3. All prices are subject to change without notice.
4. All prices are deemed to be Excise and Duty paid, but exclude GST, which is shown separately on the Company’s invoices.
5. Where GST or other tax may become payable in respect of the supply of the Goods, the Purchaser shall pay such tax.
6. The Purchaser shall make all payments due to the Company in full without deductions, whether by way of set off, counter claim or any other equitable or legal claim.
7. The Purchaser is bound to pay the price from the time that the Company accepts the Purchaser’s order . Each accepted order shall constitute a separate contract for the supply of the particular Goods on these Terms. A quotation does not give rise to a binding contract in respect of particular Goods until the Purchaser places an order which is subsequently accepted by the Company. The Purchaser shall pay any difference between the prices in effect at the date of quotation and the prices in effect upon delivery of the Goods.
8. The Purchaser agrees to indemnify the Company, upon demand, for all costs and expenses (including legal fees) incurred by the Company: (a) as a result (whether directly or indirectly) of the occurrence of an Event of Default (including upon actual or attempted enforcement of the Security Interest and appointment of a receiver); and (b) in registering and maintaining any financing statement.

Terms of Payment
9. The Purchaser shall pay the Amount Owing by the due date. Terms of payment shall be advised by the Company at the time of approving the Purchaser’s account and may be amended by the Company at its sole discretion.
10. If the Purchaser does not pay the Amount Owing by its due date, the Purchaser shall pay the Company monthly interest at the default rate of 2% per annum above the current overdraft rate which the Company has with its Bank in respect of the unpaid portion of the Amount Owing from its due date until payment in full is received by the Company. Such interest shall accrue on a daily basis from the date when payment is due until the date when payment is actually made.
11. The Company shall be entitled to assign to any other person or company all or any part of the Amount Owing and the assignee shall be entitled to claim all or part of such indebtedness and shall have the same rights of recovery as the Company.

Risk and Title
12. Notwithstanding Clause 13, the risk in the Goods shall pass from the Company to the Purchaser when the Goods are delivered, or when the Company first makes an attempt to deliver if the Purchaser fails to accept the Goods, or on the date of a request by the Purchaser to delay delivery.
13. Title in the Goods shall pass from the Company to the Purchaser when the Purchaser:
(a) pays the Amount Owing in full and the Company has released the Security Interest; or
(b) resells the Goods pursuant to the authority granted by these Terms.
+ + + +
Exercise description: In the terms of sale above, what default interest rate applies when the Purchaser does not pay the Amount Owing by its due date?

Source material:
+ + + +
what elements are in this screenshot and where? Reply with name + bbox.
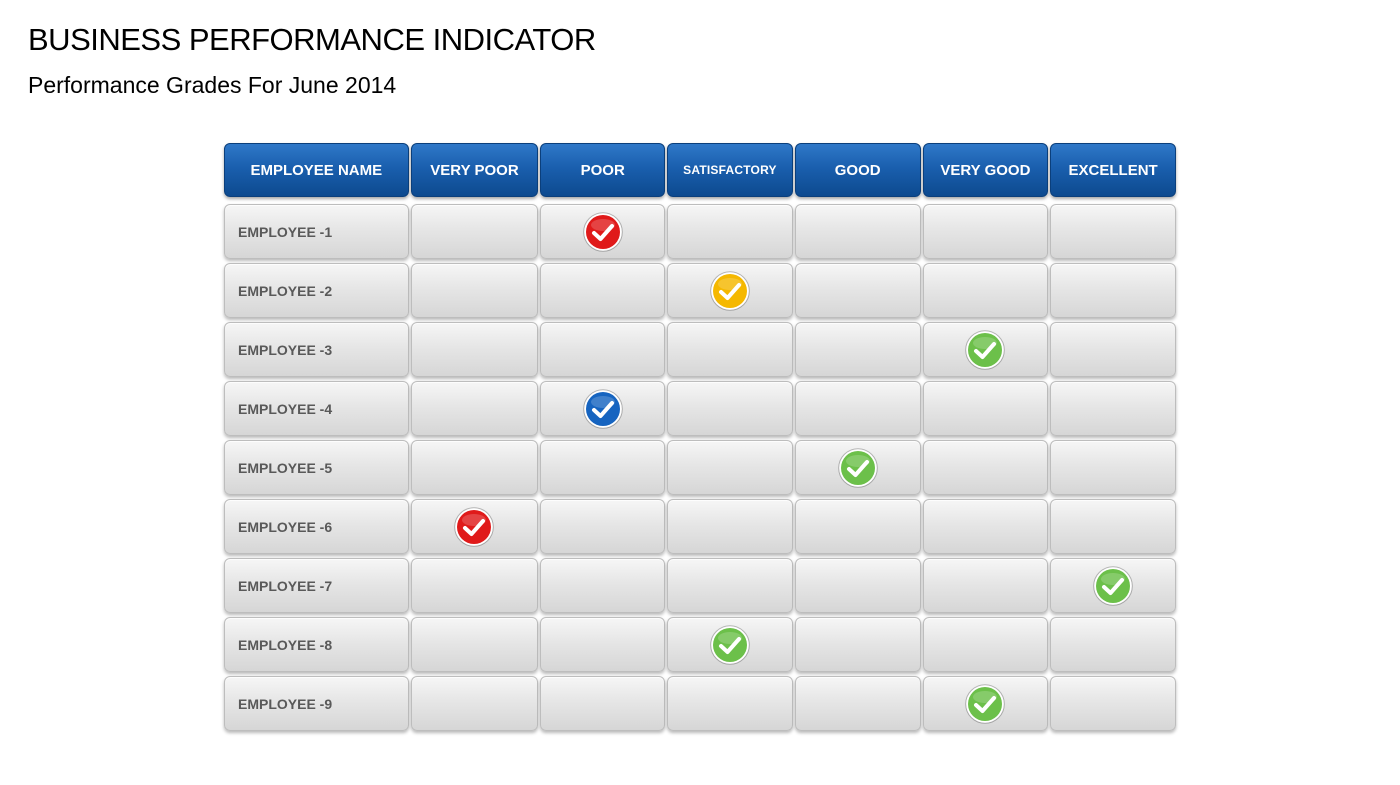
+ + + +
Correct result: 2% per annum above the Company's current overdraft rate with its Bank